### What is being asked
Identify, in the records below, every line where the string "IvyPanda" appears, and copy each such line.

## Begin

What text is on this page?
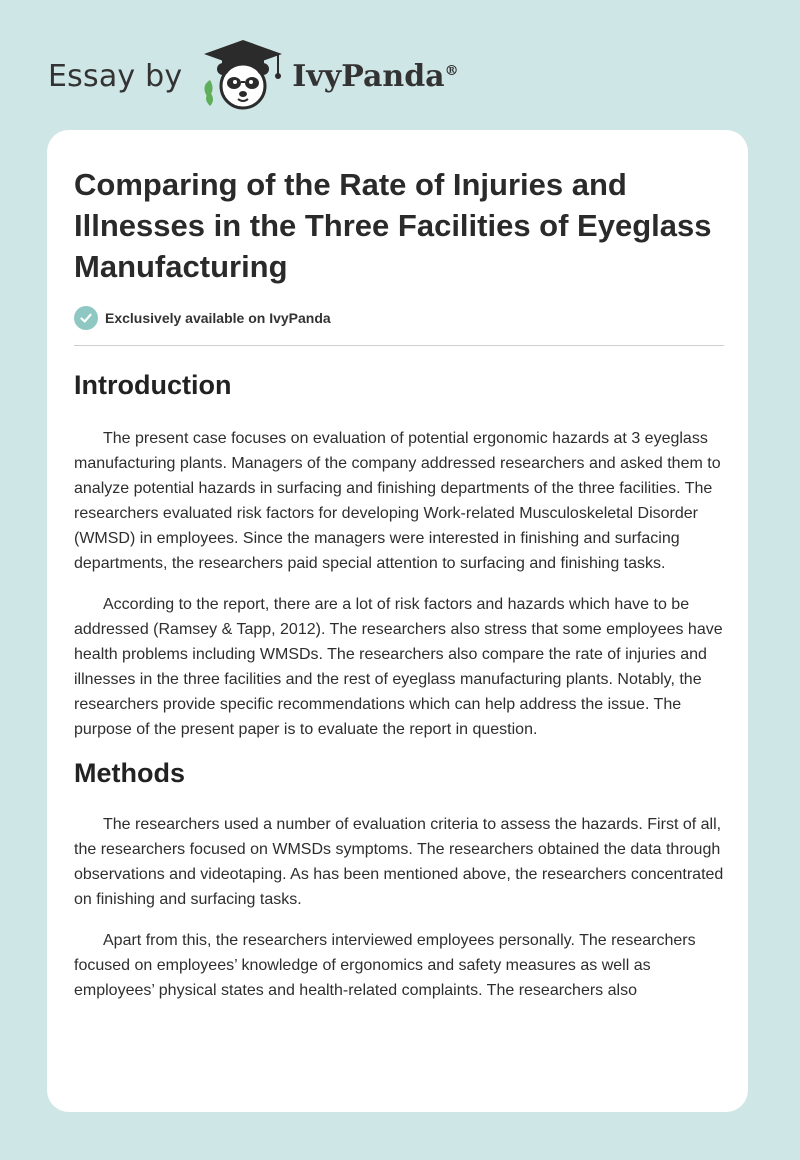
Essay by	IvyPanda®
Comparing of the Rate of Injuries and Illnesses in the Three Facilities of Eyeglass Manufacturing
Exclusively available on IvyPanda
Introduction

The present case focuses on evaluation of potential ergonomic hazards at 3 eyeglass manufacturing plants. Managers of the company addressed researchers and asked them to analyze potential hazards in surfacing and finishing departments of the three facilities. The researchers evaluated risk factors for developing Work-related Musculoskeletal Disorder (WMSD) in employees. Since the managers were interested in finishing and surfacing departments, the researchers paid special attention to surfacing and finishing tasks.

According to the report, there are a lot of risk factors and hazards which have to be addressed (Ramsey & Tapp, 2012). The researchers also stress that some employees have health problems including WMSDs. The researchers also compare the rate of injuries and illnesses in the three facilities and the rest of eyeglass manufacturing plants. Notably, the researchers provide specific recommendations which can help address the issue. The purpose of the present paper is to evaluate the report in question.

Methods

The researchers used a number of evaluation criteria to assess the hazards. First of all, the researchers focused on WMSDs symptoms. The researchers obtained the data through observations and videotaping. As has been mentioned above, the researchers concentrated on finishing and surfacing tasks.

Apart from this, the researchers interviewed employees personally. The researchers focused on employees’ knowledge of ergonomics and safety measures as well as employees’ physical states and health-related complaints. The researchers also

## End

### Full output
Essay by	IvyPanda®
Exclusively available on IvyPanda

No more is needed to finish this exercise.